Records about charts and figures:
###

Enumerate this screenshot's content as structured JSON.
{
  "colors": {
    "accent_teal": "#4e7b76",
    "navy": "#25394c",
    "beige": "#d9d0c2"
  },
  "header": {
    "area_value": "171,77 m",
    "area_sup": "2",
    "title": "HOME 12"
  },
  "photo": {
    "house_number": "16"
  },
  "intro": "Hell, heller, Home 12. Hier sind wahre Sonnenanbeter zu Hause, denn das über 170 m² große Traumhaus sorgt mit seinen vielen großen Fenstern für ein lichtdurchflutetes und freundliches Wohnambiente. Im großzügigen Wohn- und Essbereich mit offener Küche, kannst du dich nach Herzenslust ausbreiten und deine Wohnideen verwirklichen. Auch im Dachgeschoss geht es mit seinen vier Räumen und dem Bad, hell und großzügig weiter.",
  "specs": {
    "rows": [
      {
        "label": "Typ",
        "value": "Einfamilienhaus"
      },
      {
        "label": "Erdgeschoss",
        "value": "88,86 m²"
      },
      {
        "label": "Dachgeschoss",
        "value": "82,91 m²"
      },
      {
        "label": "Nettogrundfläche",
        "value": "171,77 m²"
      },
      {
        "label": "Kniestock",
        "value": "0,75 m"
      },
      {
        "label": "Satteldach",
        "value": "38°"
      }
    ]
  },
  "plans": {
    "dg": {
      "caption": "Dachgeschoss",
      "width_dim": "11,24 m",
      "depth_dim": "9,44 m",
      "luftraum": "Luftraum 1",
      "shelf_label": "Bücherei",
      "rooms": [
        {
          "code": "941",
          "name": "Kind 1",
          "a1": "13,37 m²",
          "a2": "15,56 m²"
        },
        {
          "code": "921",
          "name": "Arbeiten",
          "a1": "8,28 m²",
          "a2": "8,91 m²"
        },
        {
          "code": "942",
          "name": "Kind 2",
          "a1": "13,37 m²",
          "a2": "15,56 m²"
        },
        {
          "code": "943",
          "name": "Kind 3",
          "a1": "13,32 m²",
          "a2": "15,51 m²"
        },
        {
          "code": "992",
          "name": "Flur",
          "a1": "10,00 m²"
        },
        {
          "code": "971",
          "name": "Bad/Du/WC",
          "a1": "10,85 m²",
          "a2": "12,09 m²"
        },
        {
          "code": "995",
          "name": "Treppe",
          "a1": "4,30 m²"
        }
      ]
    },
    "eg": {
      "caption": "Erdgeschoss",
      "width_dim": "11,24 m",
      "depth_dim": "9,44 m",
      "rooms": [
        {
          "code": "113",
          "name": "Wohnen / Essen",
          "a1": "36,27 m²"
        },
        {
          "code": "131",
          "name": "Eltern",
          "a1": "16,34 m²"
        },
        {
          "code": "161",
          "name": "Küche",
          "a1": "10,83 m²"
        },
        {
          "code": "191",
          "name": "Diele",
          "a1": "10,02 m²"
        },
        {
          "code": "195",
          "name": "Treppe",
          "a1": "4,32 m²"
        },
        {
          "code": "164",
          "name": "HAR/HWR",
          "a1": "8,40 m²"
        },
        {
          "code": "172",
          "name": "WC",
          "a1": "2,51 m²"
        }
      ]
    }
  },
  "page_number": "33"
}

###

What the exercise asks>
In the entries above, some lines may contain the string "Erdgeschoss"; report how many, without additional comment.

Task result>
2